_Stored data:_
========

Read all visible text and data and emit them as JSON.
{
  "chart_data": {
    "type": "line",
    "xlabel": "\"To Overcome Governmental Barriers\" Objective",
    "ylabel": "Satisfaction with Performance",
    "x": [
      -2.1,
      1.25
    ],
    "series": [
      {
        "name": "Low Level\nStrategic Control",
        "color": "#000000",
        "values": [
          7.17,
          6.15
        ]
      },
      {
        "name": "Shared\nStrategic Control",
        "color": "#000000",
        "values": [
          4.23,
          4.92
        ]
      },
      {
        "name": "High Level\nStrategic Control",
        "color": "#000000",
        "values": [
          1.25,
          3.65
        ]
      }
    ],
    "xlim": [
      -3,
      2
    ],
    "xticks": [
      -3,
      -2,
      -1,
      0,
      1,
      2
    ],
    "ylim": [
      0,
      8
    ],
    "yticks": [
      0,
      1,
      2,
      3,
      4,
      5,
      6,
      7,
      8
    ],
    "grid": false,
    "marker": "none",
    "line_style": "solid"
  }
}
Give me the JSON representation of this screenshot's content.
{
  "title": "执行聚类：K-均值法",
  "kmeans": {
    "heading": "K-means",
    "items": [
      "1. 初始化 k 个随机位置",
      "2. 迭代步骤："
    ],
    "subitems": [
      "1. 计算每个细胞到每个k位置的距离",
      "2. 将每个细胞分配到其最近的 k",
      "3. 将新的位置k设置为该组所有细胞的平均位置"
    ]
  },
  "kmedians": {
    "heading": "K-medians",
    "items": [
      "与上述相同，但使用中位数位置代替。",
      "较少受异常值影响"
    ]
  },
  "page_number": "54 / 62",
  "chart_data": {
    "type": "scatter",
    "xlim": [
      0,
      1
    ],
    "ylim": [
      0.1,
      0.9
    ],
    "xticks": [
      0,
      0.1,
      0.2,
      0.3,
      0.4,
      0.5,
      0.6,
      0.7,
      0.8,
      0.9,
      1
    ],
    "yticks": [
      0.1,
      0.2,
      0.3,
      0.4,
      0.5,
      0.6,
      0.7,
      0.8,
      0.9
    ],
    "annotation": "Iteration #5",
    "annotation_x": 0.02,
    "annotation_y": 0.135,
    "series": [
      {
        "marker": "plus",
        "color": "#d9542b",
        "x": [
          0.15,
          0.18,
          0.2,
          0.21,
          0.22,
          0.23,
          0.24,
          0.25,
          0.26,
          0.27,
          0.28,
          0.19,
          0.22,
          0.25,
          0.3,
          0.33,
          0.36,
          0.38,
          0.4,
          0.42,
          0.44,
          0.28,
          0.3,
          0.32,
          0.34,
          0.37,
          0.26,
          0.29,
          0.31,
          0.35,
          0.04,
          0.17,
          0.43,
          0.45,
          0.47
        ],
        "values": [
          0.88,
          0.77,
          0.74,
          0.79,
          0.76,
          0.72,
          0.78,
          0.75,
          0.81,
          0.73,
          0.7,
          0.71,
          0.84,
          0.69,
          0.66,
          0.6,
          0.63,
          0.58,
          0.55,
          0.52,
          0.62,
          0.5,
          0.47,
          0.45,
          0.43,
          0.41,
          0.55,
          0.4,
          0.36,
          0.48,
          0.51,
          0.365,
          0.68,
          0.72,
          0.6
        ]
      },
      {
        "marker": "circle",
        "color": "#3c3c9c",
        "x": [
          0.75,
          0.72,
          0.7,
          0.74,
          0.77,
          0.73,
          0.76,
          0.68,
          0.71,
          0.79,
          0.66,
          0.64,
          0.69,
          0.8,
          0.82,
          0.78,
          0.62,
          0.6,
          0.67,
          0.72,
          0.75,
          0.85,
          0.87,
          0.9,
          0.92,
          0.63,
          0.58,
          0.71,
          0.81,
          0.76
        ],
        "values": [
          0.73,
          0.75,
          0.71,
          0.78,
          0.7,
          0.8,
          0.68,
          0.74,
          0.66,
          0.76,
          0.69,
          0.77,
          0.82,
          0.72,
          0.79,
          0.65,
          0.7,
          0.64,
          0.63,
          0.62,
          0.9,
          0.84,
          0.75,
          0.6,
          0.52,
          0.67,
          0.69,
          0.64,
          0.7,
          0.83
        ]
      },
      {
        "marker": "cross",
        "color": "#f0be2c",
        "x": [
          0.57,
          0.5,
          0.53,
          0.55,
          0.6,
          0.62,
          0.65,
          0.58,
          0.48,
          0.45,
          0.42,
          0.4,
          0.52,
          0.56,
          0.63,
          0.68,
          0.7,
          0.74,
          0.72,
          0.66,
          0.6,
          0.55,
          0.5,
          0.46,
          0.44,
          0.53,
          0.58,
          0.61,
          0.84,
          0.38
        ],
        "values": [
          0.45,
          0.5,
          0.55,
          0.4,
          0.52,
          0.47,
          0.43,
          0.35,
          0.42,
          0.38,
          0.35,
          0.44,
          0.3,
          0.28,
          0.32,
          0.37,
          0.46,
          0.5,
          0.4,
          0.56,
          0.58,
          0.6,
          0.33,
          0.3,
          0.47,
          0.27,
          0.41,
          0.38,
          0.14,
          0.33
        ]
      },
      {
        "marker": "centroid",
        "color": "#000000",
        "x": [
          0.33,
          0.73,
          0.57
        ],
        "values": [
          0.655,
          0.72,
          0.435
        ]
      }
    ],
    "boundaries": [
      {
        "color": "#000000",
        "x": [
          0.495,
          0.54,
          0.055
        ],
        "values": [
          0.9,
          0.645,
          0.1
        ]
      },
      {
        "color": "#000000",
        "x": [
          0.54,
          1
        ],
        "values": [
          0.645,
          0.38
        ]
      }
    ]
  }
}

========

Produce an exact copy of all the records.

_Solution for this exercise:_
Read all visible text and data and emit them as JSON.
{
  "chart_data": {
    "type": "line",
    "xlabel": "\"To Overcome Governmental Barriers\" Objective",
    "ylabel": "Satisfaction with Performance",
    "x": [
      -2.1,
      1.25
    ],
    "series": [
      {
        "name": "Low Level\nStrategic Control",
        "color": "#000000",
        "values": [
          7.17,
          6.15
        ]
      },
      {
        "name": "Shared\nStrategic Control",
        "color": "#000000",
        "values": [
          4.23,
          4.92
        ]
      },
      {
        "name": "High Level\nStrategic Control",
        "color": "#000000",
        "values": [
          1.25,
          3.65
        ]
      }
    ],
    "xlim": [
      -3,
      2
    ],
    "xticks": [
      -3,
      -2,
      -1,
      0,
      1,
      2
    ],
    "ylim": [
      0,
      8
    ],
    "yticks": [
      0,
      1,
      2,
      3,
      4,
      5,
      6,
      7,
      8
    ],
    "grid": false,
    "marker": "none",
    "line_style": "solid"
  }
}
Give me the JSON representation of this screenshot's content.
{
  "title": "执行聚类：K-均值法",
  "kmeans": {
    "heading": "K-means",
    "items": [
      "1. 初始化 k 个随机位置",
      "2. 迭代步骤："
    ],
    "subitems": [
      "1. 计算每个细胞到每个k位置的距离",
      "2. 将每个细胞分配到其最近的 k",
      "3. 将新的位置k设置为该组所有细胞的平均位置"
    ]
  },
  "kmedians": {
    "heading": "K-medians",
    "items": [
      "与上述相同，但使用中位数位置代替。",
      "较少受异常值影响"
    ]
  },
  "page_number": "54 / 62",
  "chart_data": {
    "type": "scatter",
    "xlim": [
      0,
      1
    ],
    "ylim": [
      0.1,
      0.9
    ],
    "xticks": [
      0,
      0.1,
      0.2,
      0.3,
      0.4,
      0.5,
      0.6,
      0.7,
      0.8,
      0.9,
      1
    ],
    "yticks": [
      0.1,
      0.2,
      0.3,
      0.4,
      0.5,
      0.6,
      0.7,
      0.8,
      0.9
    ],
    "annotation": "Iteration #5",
    "annotation_x": 0.02,
    "annotation_y": 0.135,
    "series": [
      {
        "marker": "plus",
        "color": "#d9542b",
        "x": [
          0.15,
          0.18,
          0.2,
          0.21,
          0.22,
          0.23,
          0.24,
          0.25,
          0.26,
          0.27,
          0.28,
          0.19,
          0.22,
          0.25,
          0.3,
          0.33,
          0.36,
          0.38,
          0.4,
          0.42,
          0.44,
          0.28,
          0.3,
          0.32,
          0.34,
          0.37,
          0.26,
          0.29,
          0.31,
          0.35,
          0.04,
          0.17,
          0.43,
          0.45,
          0.47
        ],
        "values": [
          0.88,
          0.77,
          0.74,
          0.79,
          0.76,
          0.72,
          0.78,
          0.75,
          0.81,
          0.73,
          0.7,
          0.71,
          0.84,
          0.69,
          0.66,
          0.6,
          0.63,
          0.58,
          0.55,
          0.52,
          0.62,
          0.5,
          0.47,
          0.45,
          0.43,
          0.41,
          0.55,
          0.4,
          0.36,
          0.48,
          0.51,
          0.365,
          0.68,
          0.72,
          0.6
        ]
      },
      {
        "marker": "circle",
        "color": "#3c3c9c",
        "x": [
          0.75,
          0.72,
          0.7,
          0.74,
          0.77,
          0.73,
          0.76,
          0.68,
          0.71,
          0.79,
          0.66,
          0.64,
          0.69,
          0.8,
          0.82,
          0.78,
          0.62,
          0.6,
          0.67,
          0.72,
          0.75,
          0.85,
          0.87,
          0.9,
          0.92,
          0.63,
          0.58,
          0.71,
          0.81,
          0.76
        ],
        "values": [
          0.73,
          0.75,
          0.71,
          0.78,
          0.7,
          0.8,
          0.68,
          0.74,
          0.66,
          0.76,
          0.69,
          0.77,
          0.82,
          0.72,
          0.79,
          0.65,
          0.7,
          0.64,
          0.63,
          0.62,
          0.9,
          0.84,
          0.75,
          0.6,
          0.52,
          0.67,
          0.69,
          0.64,
          0.7,
          0.83
        ]
      },
      {
        "marker": "cross",
        "color": "#f0be2c",
        "x": [
          0.57,
          0.5,
          0.53,
          0.55,
          0.6,
          0.62,
          0.65,
          0.58,
          0.48,
          0.45,
          0.42,
          0.4,
          0.52,
          0.56,
          0.63,
          0.68,
          0.7,
          0.74,
          0.72,
          0.66,
          0.6,
          0.55,
          0.5,
          0.46,
          0.44,
          0.53,
          0.58,
          0.61,
          0.84,
          0.38
        ],
        "values": [
          0.45,
          0.5,
          0.55,
          0.4,
          0.52,
          0.47,
          0.43,
          0.35,
          0.42,
          0.38,
          0.35,
          0.44,
          0.3,
          0.28,
          0.32,
          0.37,
          0.46,
          0.5,
          0.4,
          0.56,
          0.58,
          0.6,
          0.33,
          0.3,
          0.47,
          0.27,
          0.41,
          0.38,
          0.14,
          0.33
        ]
      },
      {
        "marker": "centroid",
        "color": "#000000",
        "x": [
          0.33,
          0.73,
          0.57
        ],
        "values": [
          0.655,
          0.72,
          0.435
        ]
      }
    ],
    "boundaries": [
      {
        "color": "#000000",
        "x": [
          0.495,
          0.54,
          0.055
        ],
        "values": [
          0.9,
          0.645,
          0.1
        ]
      },
      {
        "color": "#000000",
        "x": [
          0.54,
          1
        ],
        "values": [
          0.645,
          0.38
        ]
      }
    ]
  }
}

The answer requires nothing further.